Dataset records
------------------------------------------------------------

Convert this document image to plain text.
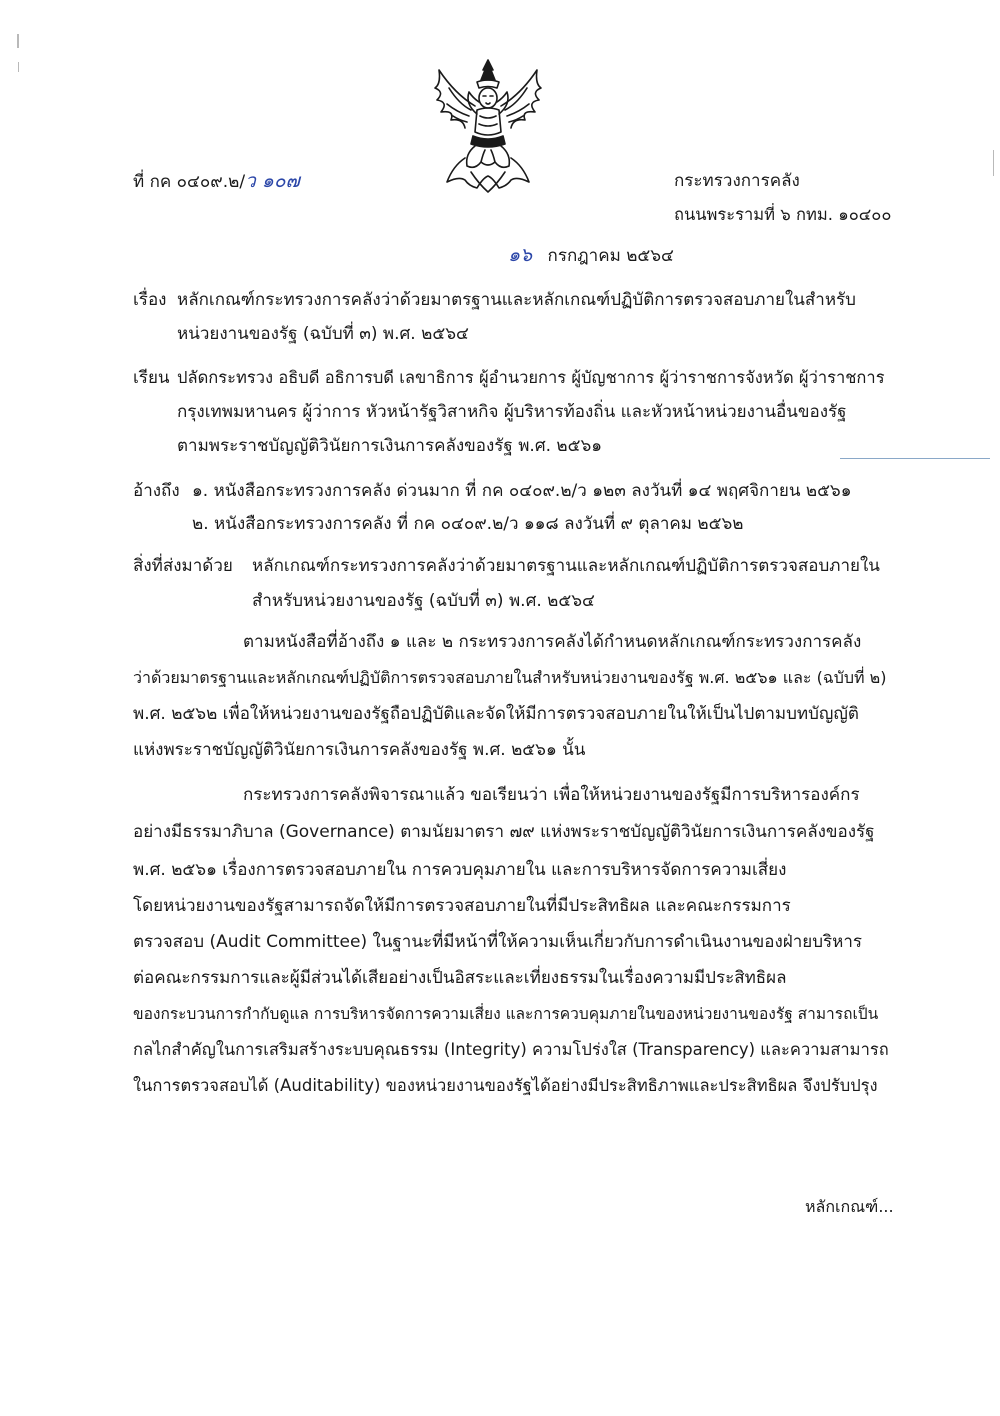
ที่ กค ๐๔๐๙.๒/ว ๑๐๗	กระทรวงการคลัง
ถนนพระรามที่ ๖ กทม. ๑๐๔๐๐
๑๖ กรกฎาคม ๒๕๖๔
เรื่อง หลักเกณฑ์กระทรวงการคลังว่าด้วยมาตรฐานและหลักเกณฑ์ปฏิบัติการตรวจสอบภายในสำหรับ
หน่วยงานของรัฐ (ฉบับที่ ๓) พ.ศ. ๒๕๖๔
เรียน ปลัดกระทรวง อธิบดี อธิการบดี เลขาธิการ ผู้อำนวยการ ผู้บัญชาการ ผู้ว่าราชการจังหวัด ผู้ว่าราชการ
กรุงเทพมหานคร ผู้ว่าการ หัวหน้ารัฐวิสาหกิจ ผู้บริหารท้องถิ่น และหัวหน้าหน่วยงานอื่นของรัฐ
ตามพระราชบัญญัติวินัยการเงินการคลังของรัฐ พ.ศ. ๒๕๖๑
อ้างถึง ๑. หนังสือกระทรวงการคลัง ด่วนมาก ที่ กค ๐๔๐๙.๒/ว ๑๒๓ ลงวันที่ ๑๔ พฤศจิกายน ๒๕๖๑
๒. หนังสือกระทรวงการคลัง ที่ กค ๐๔๐๙.๒/ว ๑๑๘ ลงวันที่ ๙ ตุลาคม ๒๕๖๒
สิ่งที่ส่งมาด้วย หลักเกณฑ์กระทรวงการคลังว่าด้วยมาตรฐานและหลักเกณฑ์ปฏิบัติการตรวจสอบภายใน
สำหรับหน่วยงานของรัฐ (ฉบับที่ ๓) พ.ศ. ๒๕๖๔
ตามหนังสือที่อ้างถึง ๑ และ ๒ กระทรวงการคลังได้กำหนดหลักเกณฑ์กระทรวงการคลัง
ว่าด้วยมาตรฐานและหลักเกณฑ์ปฏิบัติการตรวจสอบภายในสำหรับหน่วยงานของรัฐ พ.ศ. ๒๕๖๑ และ (ฉบับที่ ๒)
พ.ศ. ๒๕๖๒ เพื่อให้หน่วยงานของรัฐถือปฏิบัติและจัดให้มีการตรวจสอบภายในให้เป็นไปตามบทบัญญัติ
แห่งพระราชบัญญัติวินัยการเงินการคลังของรัฐ พ.ศ. ๒๕๖๑ นั้น
กระทรวงการคลังพิจารณาแล้ว ขอเรียนว่า เพื่อให้หน่วยงานของรัฐมีการบริหารองค์กร
อย่างมีธรรมาภิบาล (Governance) ตามนัยมาตรา ๗๙ แห่งพระราชบัญญัติวินัยการเงินการคลังของรัฐ
พ.ศ. ๒๕๖๑ เรื่องการตรวจสอบภายใน การควบคุมภายใน และการบริหารจัดการความเสี่ยง
โดยหน่วยงานของรัฐสามารถจัดให้มีการตรวจสอบภายในที่มีประสิทธิผล และคณะกรรมการ
ตรวจสอบ (Audit Committee) ในฐานะที่มีหน้าที่ให้ความเห็นเกี่ยวกับการดำเนินงานของฝ่ายบริหาร
ต่อคณะกรรมการและผู้มีส่วนได้เสียอย่างเป็นอิสระและเที่ยงธรรมในเรื่องความมีประสิทธิผล
ของกระบวนการกำกับดูแล การบริหารจัดการความเสี่ยง และการควบคุมภายในของหน่วยงานของรัฐ สามารถเป็น
กลไกสำคัญในการเสริมสร้างระบบคุณธรรม (Integrity) ความโปร่งใส (Transparency) และความสามารถ
ในการตรวจสอบได้ (Auditability) ของหน่วยงานของรัฐได้อย่างมีประสิทธิภาพและประสิทธิผล จึงปรับปรุง
หลักเกณฑ์...
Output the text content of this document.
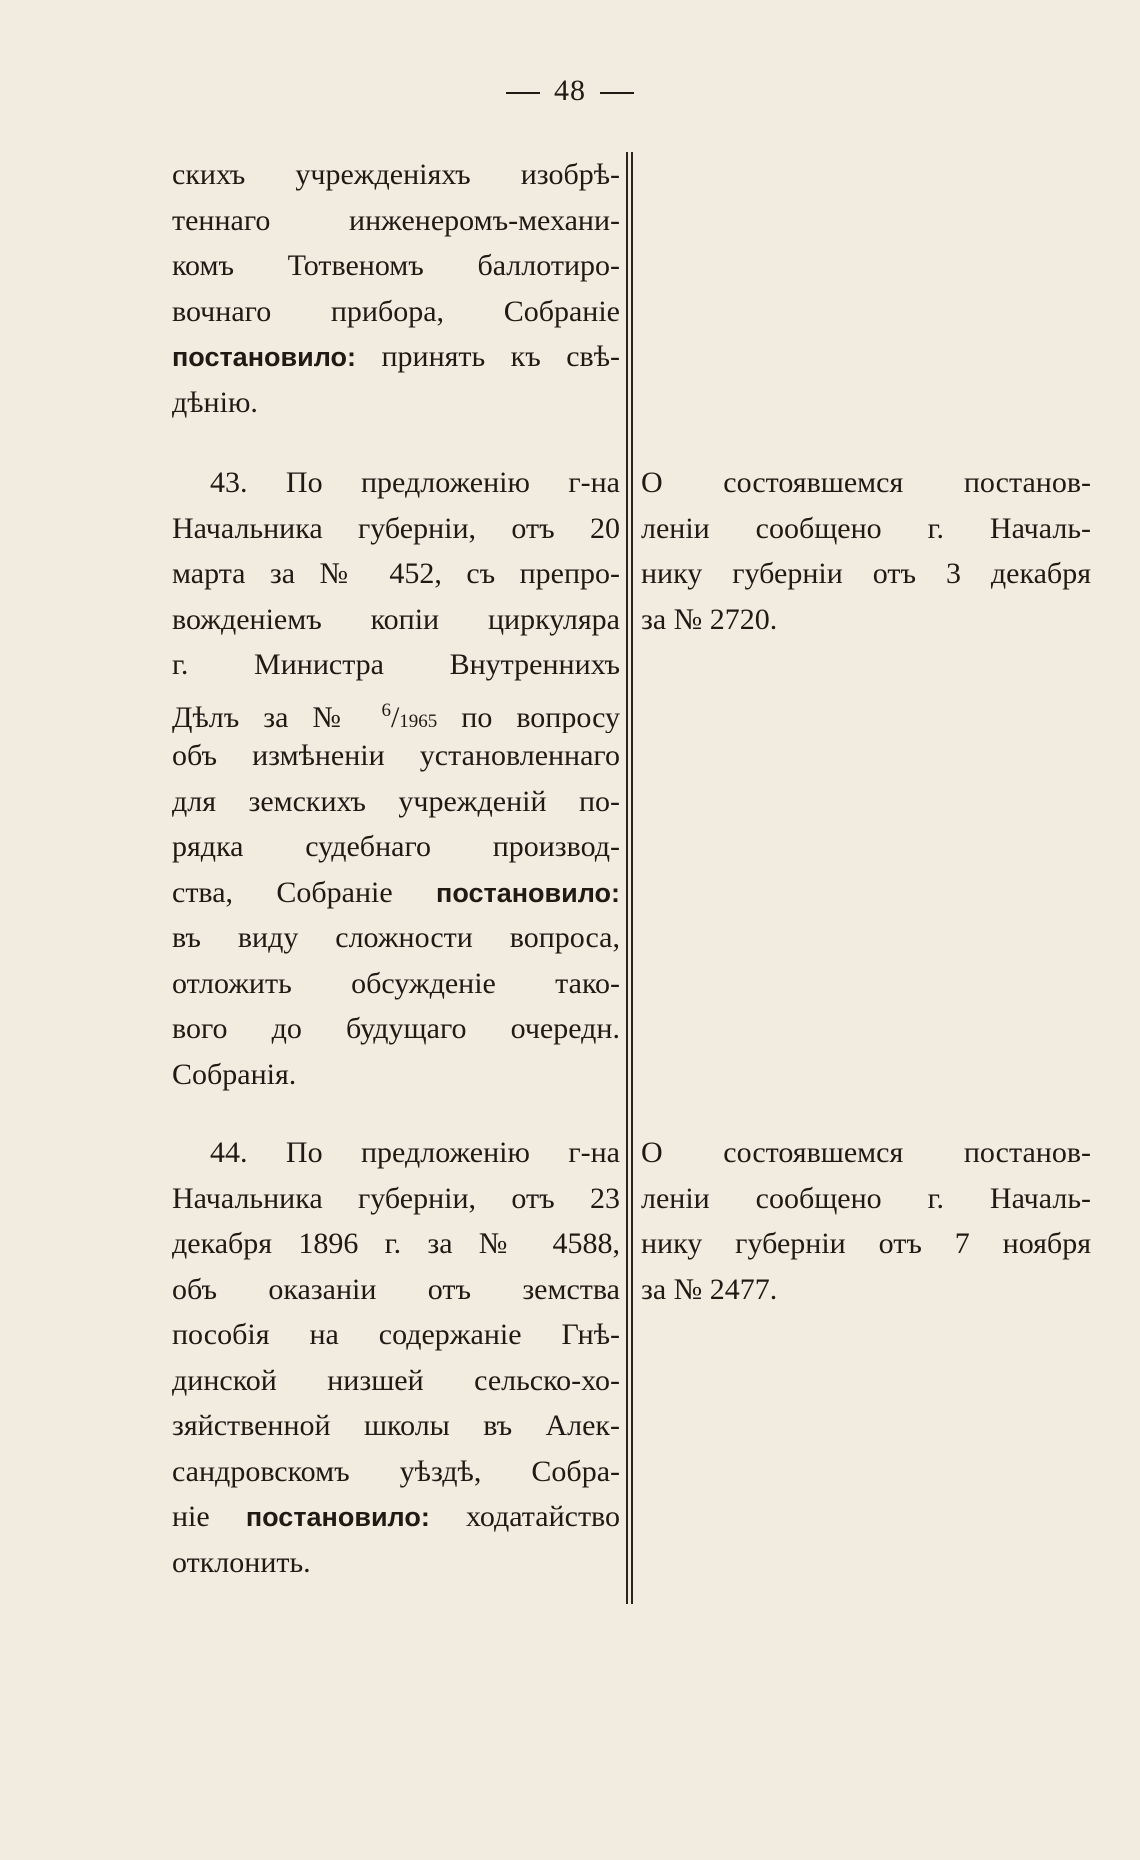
48
скихъ учрежденіяхъ изобрѣ-
теннаго инженеромъ-механи-
комъ Тотвеномъ баллотиро-
вочнаго прибора, Собраніе
постановило: принять къ свѣ-
дѣнію.
43. По предложенію г-на
Начальника губерніи, отъ 20
марта за № 452, съ препро-
вожденіемъ копіи циркуляра
г. Министра Внутреннихъ
Дѣлъ за № $^6$/1965 по вопросу
объ измѣненіи установленнаго
для земскихъ учрежденій по-
рядка судебнаго производ-
ства, Собраніе постановило:
въ виду сложности вопроса,
отложить обсужденіе тако-
вого до будущаго очередн.
Собранія.
44. По предложенію г-на
Начальника губерніи, отъ 23
декабря 1896 г. за № 4588,
объ оказаніи отъ земства
пособія на содержаніе Гнѣ-
динской низшей сельско-хо-
зяйственной школы въ Алек-
сандровскомъ уѣздѣ, Собра-
ніе постановило: ходатайство
отклонить.
О состоявшемся постанов-
леніи сообщено г. Началь-
нику губерніи отъ 3 декабря
за № 2720.
О состоявшемся постанов-
леніи сообщено г. Началь-
нику губерніи отъ 7 ноября
за № 2477.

------------------------------------------------------------

- **Instructions to follow**
Look through the listing above. Pick out each line with "document" and copy it.

- **Task solution**
Convert this document image to plain text.
Output the text content of this document.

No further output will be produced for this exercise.